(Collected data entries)
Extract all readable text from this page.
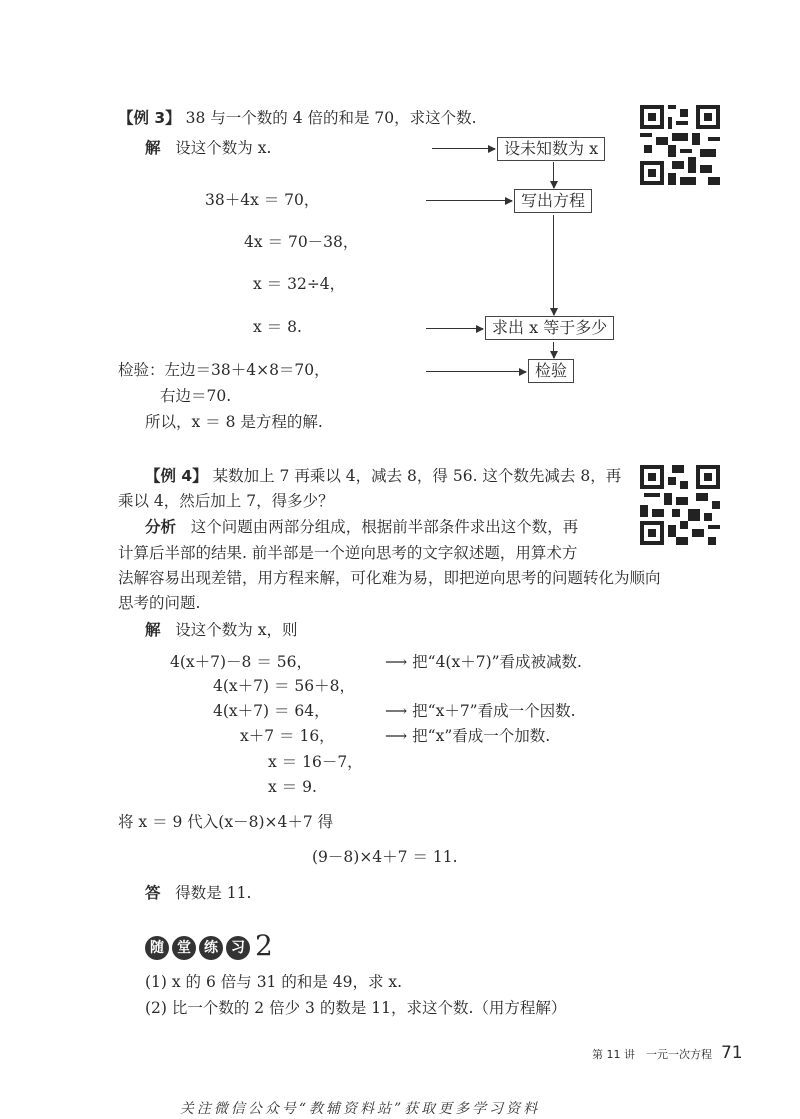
【例 3】 38 与一个数的 4 倍的和是 70，求这个数.
解 设这个数为 x.
38＋4x ＝ 70，
4x ＝ 70－38，
x ＝ 32÷4，
x ＝ 8.
检验：左边＝38＋4×8＝70，
右边＝70.
所以，x ＝ 8 是方程的解.
设未知数为 x
写出方程
求出 x 等于多少
检验
【例 4】 某数加上 7 再乘以 4，减去 8，得 56. 这个数先减去 8，再
乘以 4，然后加上 7，得多少？
分析 这个问题由两部分组成，根据前半部条件求出这个数，再
计算后半部的结果. 前半部是一个逆向思考的文字叙述题，用算术方
法解容易出现差错，用方程来解，可化难为易，即把逆向思考的问题转化为顺向
思考的问题.
解 设这个数为 x，则
4(x＋7)－8 ＝ 56，
4(x＋7) ＝ 56＋8，
4(x＋7) ＝ 64，
x＋7 ＝ 16，
x ＝ 16－7，
x ＝ 9.
⟶ 把“4(x＋7)”看成被减数.
⟶ 把“x＋7”看成一个因数.
⟶ 把“x”看成一个加数.
将 x ＝ 9 代入(x－8)×4＋7 得
(9－8)×4＋7 ＝ 11.
答 得数是 11.
随 堂 练 习 2
(1) x 的 6 倍与 31 的和是 49，求 x.
(2) 比一个数的 2 倍少 3 的数是 11，求这个数.（用方程解）
第 11 讲　一元一次方程 71
关注微信公众号“教辅资料站”获取更多学习资料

EXERCISE DETAILS → Copy all the lines of data exactly as they appear, dropping any images.

SOLUTION FOR THIS PROBLEM →
Extract all readable text from this page.
【例 3】 38 与一个数的 4 倍的和是 70，求这个数.
解 设这个数为 x.
38＋4x ＝ 70，
4x ＝ 70－38，
x ＝ 32÷4，
x ＝ 8.
检验：左边＝38＋4×8＝70，
右边＝70.
所以，x ＝ 8 是方程的解.
设未知数为 x
写出方程
求出 x 等于多少
检验
【例 4】 某数加上 7 再乘以 4，减去 8，得 56. 这个数先减去 8，再
乘以 4，然后加上 7，得多少？
分析 这个问题由两部分组成，根据前半部条件求出这个数，再
计算后半部的结果. 前半部是一个逆向思考的文字叙述题，用算术方
法解容易出现差错，用方程来解，可化难为易，即把逆向思考的问题转化为顺向
思考的问题.
解 设这个数为 x，则
4(x＋7)－8 ＝ 56，
4(x＋7) ＝ 56＋8，
4(x＋7) ＝ 64，
x＋7 ＝ 16，
x ＝ 16－7，
x ＝ 9.
⟶ 把“4(x＋7)”看成被减数.
⟶ 把“x＋7”看成一个因数.
⟶ 把“x”看成一个加数.
将 x ＝ 9 代入(x－8)×4＋7 得
(9－8)×4＋7 ＝ 11.
答 得数是 11.
随 堂 练 习 2
(1) x 的 6 倍与 31 的和是 49，求 x.
(2) 比一个数的 2 倍少 3 的数是 11，求这个数.（用方程解）
第 11 讲　一元一次方程 71
关注微信公众号“教辅资料站”获取更多学习资料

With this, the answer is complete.